What you need to do: What follows is a listing; give it again exactly, in its entirety.
***
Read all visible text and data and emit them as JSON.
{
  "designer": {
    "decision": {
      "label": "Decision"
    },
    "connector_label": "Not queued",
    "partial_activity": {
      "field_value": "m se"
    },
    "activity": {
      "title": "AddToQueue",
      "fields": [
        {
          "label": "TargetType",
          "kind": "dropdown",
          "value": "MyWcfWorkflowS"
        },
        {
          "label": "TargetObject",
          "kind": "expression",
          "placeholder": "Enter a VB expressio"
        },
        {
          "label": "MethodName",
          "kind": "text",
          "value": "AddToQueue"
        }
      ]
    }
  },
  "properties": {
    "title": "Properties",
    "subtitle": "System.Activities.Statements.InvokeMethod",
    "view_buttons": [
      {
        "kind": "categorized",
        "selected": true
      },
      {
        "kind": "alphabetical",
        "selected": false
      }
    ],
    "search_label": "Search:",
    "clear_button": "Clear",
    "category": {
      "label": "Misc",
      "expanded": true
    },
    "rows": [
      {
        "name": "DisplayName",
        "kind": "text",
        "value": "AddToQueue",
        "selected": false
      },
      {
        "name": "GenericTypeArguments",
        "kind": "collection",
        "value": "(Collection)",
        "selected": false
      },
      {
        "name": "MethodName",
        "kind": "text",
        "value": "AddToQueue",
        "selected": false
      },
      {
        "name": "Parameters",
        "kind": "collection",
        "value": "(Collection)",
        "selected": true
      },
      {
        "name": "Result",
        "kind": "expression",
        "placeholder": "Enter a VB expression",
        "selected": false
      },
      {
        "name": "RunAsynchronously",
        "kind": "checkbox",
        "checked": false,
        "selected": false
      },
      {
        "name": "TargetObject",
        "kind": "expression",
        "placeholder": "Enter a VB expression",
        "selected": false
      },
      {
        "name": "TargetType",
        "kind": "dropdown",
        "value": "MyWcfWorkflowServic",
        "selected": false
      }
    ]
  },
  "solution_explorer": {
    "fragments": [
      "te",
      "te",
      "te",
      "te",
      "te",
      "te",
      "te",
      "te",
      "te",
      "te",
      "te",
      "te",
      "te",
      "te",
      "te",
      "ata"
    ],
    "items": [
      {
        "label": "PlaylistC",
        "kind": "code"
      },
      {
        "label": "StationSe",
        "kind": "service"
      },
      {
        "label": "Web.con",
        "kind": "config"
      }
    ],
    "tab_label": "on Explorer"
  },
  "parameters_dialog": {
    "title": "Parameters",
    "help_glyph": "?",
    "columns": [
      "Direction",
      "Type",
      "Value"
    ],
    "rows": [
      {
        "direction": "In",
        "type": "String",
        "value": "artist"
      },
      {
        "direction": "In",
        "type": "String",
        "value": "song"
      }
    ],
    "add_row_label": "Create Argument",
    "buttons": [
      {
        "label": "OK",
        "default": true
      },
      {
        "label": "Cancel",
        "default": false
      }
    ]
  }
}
***
Answer in full:
Read all visible text and data and emit them as JSON.
{
  "designer": {
    "decision": {
      "label": "Decision"
    },
    "connector_label": "Not queued",
    "partial_activity": {
      "field_value": "m se"
    },
    "activity": {
      "title": "AddToQueue",
      "fields": [
        {
          "label": "TargetType",
          "kind": "dropdown",
          "value": "MyWcfWorkflowS"
        },
        {
          "label": "TargetObject",
          "kind": "expression",
          "placeholder": "Enter a VB expressio"
        },
        {
          "label": "MethodName",
          "kind": "text",
          "value": "AddToQueue"
        }
      ]
    }
  },
  "properties": {
    "title": "Properties",
    "subtitle": "System.Activities.Statements.InvokeMethod",
    "view_buttons": [
      {
        "kind": "categorized",
        "selected": true
      },
      {
        "kind": "alphabetical",
        "selected": false
      }
    ],
    "search_label": "Search:",
    "clear_button": "Clear",
    "category": {
      "label": "Misc",
      "expanded": true
    },
    "rows": [
      {
        "name": "DisplayName",
        "kind": "text",
        "value": "AddToQueue",
        "selected": false
      },
      {
        "name": "GenericTypeArguments",
        "kind": "collection",
        "value": "(Collection)",
        "selected": false
      },
      {
        "name": "MethodName",
        "kind": "text",
        "value": "AddToQueue",
        "selected": false
      },
      {
        "name": "Parameters",
        "kind": "collection",
        "value": "(Collection)",
        "selected": true
      },
      {
        "name": "Result",
        "kind": "expression",
        "placeholder": "Enter a VB expression",
        "selected": false
      },
      {
        "name": "RunAsynchronously",
        "kind": "checkbox",
        "checked": false,
        "selected": false
      },
      {
        "name": "TargetObject",
        "kind": "expression",
        "placeholder": "Enter a VB expression",
        "selected": false
      },
      {
        "name": "TargetType",
        "kind": "dropdown",
        "value": "MyWcfWorkflowServic",
        "selected": false
      }
    ]
  },
  "solution_explorer": {
    "fragments": [
      "te",
      "te",
      "te",
      "te",
      "te",
      "te",
      "te",
      "te",
      "te",
      "te",
      "te",
      "te",
      "te",
      "te",
      "te",
      "ata"
    ],
    "items": [
      {
        "label": "PlaylistC",
        "kind": "code"
      },
      {
        "label": "StationSe",
        "kind": "service"
      },
      {
        "label": "Web.con",
        "kind": "config"
      }
    ],
    "tab_label": "on Explorer"
  },
  "parameters_dialog": {
    "title": "Parameters",
    "help_glyph": "?",
    "columns": [
      "Direction",
      "Type",
      "Value"
    ],
    "rows": [
      {
        "direction": "In",
        "type": "String",
        "value": "artist"
      },
      {
        "direction": "In",
        "type": "String",
        "value": "song"
      }
    ],
    "add_row_label": "Create Argument",
    "buttons": [
      {
        "label": "OK",
        "default": true
      },
      {
        "label": "Cancel",
        "default": false
      }
    ]
  }
}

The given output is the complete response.